Sort through the data and copy the lines holding the word "Andel".

### Records supplied ###

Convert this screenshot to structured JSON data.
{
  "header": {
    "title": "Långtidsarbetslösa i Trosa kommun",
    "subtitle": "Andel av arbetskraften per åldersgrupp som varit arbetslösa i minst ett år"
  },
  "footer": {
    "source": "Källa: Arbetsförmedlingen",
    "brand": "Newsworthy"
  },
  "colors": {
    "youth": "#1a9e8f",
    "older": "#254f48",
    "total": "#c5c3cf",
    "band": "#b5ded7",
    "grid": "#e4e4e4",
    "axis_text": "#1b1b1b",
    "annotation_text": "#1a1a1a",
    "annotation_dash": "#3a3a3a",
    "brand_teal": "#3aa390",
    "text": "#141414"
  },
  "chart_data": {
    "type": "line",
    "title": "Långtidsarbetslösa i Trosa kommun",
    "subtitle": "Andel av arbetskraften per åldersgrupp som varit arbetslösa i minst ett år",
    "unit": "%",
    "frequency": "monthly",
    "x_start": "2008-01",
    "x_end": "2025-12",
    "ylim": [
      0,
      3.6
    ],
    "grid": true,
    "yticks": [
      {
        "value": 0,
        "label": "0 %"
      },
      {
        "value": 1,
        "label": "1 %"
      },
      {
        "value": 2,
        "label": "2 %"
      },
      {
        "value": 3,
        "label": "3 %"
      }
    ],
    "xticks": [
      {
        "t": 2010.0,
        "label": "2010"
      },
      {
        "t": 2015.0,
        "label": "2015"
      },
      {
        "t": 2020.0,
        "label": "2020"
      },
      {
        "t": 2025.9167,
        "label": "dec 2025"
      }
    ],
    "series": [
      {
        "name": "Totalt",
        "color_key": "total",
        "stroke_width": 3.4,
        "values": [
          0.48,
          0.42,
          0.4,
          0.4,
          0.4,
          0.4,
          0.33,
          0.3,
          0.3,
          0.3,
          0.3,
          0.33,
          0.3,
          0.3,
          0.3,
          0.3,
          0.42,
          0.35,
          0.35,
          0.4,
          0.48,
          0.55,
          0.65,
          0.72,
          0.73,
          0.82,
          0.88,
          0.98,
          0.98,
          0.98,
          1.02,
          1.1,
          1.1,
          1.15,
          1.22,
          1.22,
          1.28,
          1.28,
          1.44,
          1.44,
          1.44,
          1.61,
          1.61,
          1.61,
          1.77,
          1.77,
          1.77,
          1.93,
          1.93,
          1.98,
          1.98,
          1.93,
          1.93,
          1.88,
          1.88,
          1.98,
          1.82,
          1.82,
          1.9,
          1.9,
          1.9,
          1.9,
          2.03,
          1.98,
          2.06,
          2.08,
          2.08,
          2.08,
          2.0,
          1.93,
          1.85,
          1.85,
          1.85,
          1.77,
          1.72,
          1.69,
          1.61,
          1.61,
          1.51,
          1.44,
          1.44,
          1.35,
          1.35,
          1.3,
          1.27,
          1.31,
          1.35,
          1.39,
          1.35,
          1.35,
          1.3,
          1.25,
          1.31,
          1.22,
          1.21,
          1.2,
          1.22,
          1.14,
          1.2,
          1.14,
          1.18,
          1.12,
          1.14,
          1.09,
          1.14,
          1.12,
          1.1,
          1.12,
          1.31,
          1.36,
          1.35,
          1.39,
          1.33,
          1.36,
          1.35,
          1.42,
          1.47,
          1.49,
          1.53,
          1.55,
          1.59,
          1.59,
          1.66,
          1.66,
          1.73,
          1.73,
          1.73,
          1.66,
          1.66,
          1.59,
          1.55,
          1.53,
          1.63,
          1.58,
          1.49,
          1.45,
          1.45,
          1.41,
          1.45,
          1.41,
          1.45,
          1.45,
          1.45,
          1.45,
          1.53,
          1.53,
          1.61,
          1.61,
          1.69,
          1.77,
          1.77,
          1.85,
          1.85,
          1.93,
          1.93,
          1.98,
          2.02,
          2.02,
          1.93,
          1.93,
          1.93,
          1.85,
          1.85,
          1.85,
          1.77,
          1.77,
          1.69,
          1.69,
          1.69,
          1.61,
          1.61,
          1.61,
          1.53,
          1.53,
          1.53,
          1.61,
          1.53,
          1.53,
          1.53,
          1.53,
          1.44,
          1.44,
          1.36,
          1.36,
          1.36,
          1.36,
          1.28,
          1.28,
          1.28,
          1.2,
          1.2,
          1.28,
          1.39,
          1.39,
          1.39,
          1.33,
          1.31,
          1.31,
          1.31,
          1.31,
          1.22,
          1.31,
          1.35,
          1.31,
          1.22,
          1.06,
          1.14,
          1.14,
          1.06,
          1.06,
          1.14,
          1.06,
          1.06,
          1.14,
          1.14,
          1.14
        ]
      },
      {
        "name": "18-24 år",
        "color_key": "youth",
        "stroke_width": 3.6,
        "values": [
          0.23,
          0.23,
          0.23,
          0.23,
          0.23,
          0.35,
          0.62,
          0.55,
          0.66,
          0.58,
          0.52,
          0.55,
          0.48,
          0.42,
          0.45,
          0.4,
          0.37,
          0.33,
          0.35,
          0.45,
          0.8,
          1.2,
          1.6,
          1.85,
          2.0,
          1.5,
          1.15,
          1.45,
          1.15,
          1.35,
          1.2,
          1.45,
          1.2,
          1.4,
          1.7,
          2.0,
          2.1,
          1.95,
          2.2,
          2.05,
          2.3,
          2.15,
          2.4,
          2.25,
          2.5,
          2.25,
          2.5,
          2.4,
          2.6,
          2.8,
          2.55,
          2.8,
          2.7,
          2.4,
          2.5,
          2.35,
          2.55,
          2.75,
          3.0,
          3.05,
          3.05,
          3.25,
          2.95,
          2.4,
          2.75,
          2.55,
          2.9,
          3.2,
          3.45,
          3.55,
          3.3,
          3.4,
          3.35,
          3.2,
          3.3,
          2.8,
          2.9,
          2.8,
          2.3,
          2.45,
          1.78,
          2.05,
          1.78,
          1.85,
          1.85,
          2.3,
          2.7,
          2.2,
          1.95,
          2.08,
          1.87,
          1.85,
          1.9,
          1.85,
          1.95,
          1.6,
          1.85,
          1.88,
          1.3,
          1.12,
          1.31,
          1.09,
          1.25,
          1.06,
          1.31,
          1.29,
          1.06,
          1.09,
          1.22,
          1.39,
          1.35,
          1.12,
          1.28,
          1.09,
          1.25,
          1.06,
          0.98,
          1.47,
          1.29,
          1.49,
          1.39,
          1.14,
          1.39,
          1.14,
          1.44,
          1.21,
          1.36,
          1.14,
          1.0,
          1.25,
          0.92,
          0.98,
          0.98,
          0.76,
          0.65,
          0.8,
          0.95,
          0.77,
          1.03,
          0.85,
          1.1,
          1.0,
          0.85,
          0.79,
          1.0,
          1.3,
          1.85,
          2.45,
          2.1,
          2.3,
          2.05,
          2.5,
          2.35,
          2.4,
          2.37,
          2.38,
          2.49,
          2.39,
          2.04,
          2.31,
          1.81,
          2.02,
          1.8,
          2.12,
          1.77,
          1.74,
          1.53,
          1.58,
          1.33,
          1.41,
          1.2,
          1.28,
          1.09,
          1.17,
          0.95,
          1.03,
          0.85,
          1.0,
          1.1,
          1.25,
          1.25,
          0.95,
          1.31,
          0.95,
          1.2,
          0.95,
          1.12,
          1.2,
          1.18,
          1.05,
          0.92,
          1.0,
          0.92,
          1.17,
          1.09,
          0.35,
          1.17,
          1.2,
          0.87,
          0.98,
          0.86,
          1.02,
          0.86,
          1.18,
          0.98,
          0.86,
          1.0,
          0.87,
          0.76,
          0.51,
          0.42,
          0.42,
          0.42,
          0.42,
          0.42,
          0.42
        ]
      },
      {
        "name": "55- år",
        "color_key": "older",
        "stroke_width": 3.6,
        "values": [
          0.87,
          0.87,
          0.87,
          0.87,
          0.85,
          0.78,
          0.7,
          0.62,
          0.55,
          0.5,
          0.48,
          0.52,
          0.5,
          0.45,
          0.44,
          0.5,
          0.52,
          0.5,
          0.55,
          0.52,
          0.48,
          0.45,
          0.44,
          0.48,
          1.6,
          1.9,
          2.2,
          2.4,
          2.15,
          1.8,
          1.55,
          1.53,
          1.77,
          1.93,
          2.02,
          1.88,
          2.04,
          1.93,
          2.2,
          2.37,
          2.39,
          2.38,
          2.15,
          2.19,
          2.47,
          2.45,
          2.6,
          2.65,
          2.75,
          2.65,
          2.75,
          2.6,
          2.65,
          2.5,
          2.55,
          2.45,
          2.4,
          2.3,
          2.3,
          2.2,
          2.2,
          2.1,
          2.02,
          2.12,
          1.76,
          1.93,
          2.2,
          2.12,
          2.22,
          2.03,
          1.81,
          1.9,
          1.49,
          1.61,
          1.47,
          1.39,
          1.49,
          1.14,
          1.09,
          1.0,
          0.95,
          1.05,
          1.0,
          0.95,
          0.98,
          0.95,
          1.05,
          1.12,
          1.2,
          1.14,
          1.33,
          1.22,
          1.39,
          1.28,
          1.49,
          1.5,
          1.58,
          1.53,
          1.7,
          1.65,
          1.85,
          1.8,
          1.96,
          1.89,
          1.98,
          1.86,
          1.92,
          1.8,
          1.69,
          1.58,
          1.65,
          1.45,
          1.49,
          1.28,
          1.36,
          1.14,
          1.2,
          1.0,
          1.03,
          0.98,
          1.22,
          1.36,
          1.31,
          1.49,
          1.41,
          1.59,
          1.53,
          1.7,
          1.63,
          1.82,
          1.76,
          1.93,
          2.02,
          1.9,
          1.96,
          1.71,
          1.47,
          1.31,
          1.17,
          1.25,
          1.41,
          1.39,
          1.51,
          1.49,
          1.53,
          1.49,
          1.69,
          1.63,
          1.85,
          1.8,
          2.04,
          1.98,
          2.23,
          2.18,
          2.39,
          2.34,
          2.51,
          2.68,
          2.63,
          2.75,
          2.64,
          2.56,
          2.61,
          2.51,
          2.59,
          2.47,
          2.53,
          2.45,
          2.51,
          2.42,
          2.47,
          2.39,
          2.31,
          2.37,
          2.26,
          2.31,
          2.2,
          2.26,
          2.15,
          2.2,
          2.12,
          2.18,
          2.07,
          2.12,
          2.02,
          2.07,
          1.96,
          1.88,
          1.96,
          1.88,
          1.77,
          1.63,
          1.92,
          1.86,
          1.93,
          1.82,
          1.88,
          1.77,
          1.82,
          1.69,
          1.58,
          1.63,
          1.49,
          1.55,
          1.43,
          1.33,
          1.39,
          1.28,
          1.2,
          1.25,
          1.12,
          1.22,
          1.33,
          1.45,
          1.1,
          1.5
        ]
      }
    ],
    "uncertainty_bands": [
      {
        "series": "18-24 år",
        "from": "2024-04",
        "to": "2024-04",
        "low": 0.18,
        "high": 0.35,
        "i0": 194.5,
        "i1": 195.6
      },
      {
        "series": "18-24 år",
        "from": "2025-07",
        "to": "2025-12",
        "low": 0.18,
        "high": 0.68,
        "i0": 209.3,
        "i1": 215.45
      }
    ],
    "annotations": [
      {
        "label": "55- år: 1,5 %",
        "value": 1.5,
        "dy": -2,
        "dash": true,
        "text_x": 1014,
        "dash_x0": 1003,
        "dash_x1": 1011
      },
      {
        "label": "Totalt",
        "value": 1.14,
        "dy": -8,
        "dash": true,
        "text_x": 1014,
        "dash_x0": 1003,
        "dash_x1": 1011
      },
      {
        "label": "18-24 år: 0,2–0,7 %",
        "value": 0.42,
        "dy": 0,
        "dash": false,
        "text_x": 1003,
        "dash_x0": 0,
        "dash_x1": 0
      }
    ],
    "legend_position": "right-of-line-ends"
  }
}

###

## Output for this exercise
    "subtitle": "Andel av arbetskraften per åldersgrupp som varit arbetslösa i minst ett år"
    "subtitle": "Andel av arbetskraften per åldersgrupp som varit arbetslösa i minst ett år",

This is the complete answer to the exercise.